**LIST OF TASKS**.
(A) In the book review, how old was Danticat when her father left Haiti for America?
(B) From the book review, set down word for word the passage starting at "Novelist Edwidge Danticat" and ending at "a fatal illness.".

DOCUMENT TEXT Start Marker

A Haitian family, linked by love, must learn to live on separate shores
Edwidge Danticat has written a moving tribute to her father and uncle, the two men who raised her.
Novelist Edwidge Danticat grew up with two papas – her dad, Mira, who left Haiti for America when she was 2, and her Uncle Joseph, a pastor who raised Danticat and her younger brother, Bob, until they were able to join their parents in New York when she was 12.
Almost two decades later, in 2004, Joseph was forced to flee Haiti after gangs threatened to kill him. Despite the fact that he had a valid visa and a passport, the United States government imprisoned the octogenarian, who was dead within days. Earlier that year – on the same day that she discovered that she was pregnant – Danticat found out that Mira had been diagnosed with a fatal illness.
Now, Danticat has written a beautiful memoir to both her fathers. If there's such a thing as a warmhearted tragedy, Brother, I'm Dying is a stunning example. As she did in her powerful novels, such as 2004's "The Dew Breaker," Danticat uses the personal to show the impact of a whole country's legacy. But she does so in a way that avoids rage or bitterness – an amazing feat since it's not possible to even read about her uncle's treatment in US custody without a deep-burning anger. But the main characteristics of the memoir are the generosity, strength, and dignity of the two men, and the love Danticat has for both.

DOCUMENT TEXT End Marker
GIVEN DATA Start Marker

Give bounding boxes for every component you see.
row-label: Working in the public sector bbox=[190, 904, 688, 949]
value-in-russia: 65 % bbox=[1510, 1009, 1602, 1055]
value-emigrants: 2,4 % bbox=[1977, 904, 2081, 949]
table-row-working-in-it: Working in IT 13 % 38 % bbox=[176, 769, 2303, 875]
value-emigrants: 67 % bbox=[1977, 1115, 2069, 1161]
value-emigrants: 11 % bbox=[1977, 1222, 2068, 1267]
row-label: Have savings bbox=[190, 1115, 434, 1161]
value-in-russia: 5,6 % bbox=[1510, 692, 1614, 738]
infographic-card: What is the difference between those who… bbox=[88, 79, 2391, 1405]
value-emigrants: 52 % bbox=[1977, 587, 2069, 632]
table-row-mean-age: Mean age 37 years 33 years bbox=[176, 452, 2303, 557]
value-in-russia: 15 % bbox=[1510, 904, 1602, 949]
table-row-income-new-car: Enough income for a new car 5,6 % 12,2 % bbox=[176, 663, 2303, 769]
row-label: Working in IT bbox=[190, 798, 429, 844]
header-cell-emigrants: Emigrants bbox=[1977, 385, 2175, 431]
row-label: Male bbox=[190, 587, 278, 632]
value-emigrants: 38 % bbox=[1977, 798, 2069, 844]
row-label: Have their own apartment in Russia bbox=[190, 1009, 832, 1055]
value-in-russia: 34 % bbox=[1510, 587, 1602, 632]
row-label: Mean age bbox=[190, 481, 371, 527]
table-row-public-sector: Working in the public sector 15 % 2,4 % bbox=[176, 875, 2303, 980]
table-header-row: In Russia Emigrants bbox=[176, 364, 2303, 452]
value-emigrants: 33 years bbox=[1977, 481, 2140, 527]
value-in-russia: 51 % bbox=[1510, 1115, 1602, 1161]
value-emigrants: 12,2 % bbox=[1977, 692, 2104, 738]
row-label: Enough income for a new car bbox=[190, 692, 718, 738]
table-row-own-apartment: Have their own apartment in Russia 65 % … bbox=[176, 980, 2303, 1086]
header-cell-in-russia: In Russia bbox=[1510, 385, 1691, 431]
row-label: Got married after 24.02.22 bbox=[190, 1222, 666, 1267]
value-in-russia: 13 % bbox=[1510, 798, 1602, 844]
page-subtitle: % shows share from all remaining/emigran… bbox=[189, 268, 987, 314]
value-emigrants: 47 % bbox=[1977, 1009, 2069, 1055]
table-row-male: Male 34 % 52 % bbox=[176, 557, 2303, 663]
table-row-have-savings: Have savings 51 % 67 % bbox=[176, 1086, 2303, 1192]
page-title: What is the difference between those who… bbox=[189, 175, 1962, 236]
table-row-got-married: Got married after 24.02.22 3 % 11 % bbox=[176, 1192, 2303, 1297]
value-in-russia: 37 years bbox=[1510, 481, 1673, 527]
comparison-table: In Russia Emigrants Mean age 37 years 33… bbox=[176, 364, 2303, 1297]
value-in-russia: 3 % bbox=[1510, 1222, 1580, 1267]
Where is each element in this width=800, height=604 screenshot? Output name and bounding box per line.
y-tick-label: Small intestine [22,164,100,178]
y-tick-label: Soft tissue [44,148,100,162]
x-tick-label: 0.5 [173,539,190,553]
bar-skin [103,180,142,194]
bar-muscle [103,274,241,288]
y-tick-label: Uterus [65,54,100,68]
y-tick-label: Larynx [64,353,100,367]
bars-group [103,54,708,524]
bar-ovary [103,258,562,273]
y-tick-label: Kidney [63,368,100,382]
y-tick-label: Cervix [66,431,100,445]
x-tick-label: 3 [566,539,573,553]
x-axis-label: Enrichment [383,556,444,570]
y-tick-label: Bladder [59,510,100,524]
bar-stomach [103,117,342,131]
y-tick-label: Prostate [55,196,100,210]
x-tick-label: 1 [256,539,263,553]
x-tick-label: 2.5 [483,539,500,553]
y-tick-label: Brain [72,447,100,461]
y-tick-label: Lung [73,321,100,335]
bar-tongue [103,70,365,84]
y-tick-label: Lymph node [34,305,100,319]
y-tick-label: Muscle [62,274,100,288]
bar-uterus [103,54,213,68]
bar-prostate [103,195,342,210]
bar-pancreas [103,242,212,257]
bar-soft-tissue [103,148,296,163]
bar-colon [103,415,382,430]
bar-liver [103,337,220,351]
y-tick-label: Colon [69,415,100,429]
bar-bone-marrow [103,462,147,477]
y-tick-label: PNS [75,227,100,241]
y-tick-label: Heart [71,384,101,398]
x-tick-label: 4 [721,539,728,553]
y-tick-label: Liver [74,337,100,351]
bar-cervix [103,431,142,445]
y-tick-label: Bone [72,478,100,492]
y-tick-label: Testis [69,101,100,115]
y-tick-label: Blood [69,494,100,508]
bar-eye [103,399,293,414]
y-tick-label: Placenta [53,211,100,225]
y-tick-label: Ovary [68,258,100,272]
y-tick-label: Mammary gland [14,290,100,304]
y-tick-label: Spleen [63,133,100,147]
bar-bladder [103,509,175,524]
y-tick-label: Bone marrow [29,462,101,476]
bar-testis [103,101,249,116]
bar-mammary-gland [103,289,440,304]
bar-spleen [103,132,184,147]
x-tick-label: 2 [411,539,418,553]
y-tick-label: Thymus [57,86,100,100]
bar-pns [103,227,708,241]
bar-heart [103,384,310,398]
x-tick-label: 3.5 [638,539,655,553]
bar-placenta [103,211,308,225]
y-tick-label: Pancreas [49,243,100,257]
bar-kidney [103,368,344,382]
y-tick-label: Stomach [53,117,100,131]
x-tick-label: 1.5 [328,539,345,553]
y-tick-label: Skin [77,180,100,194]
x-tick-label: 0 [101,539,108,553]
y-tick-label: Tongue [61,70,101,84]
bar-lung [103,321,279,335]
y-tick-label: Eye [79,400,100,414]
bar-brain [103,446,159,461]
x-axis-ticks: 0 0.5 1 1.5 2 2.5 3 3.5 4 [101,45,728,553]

GIVEN DATA End Marker

**RESPONSES TO THE EXERCISE**.
(A) She was 2.

(B)
Novelist Edwidge Danticat grew up with two papas – her dad, Mira, who left Haiti for America when she was 2, and her Uncle Joseph, a pastor who raised Danticat and her younger brother, Bob, until they were able to join their parents in New York when she was 12.
Almost two decades later, in 2004, Joseph was forced to flee Haiti after gangs threatened to kill him. Despite the fact that he had a valid visa and a passport, the United States government imprisoned the octogenarian, who was dead within days. Earlier that year – on the same day that she discovered that she was pregnant – Danticat found out that Mira had been diagnosed with a fatal illness.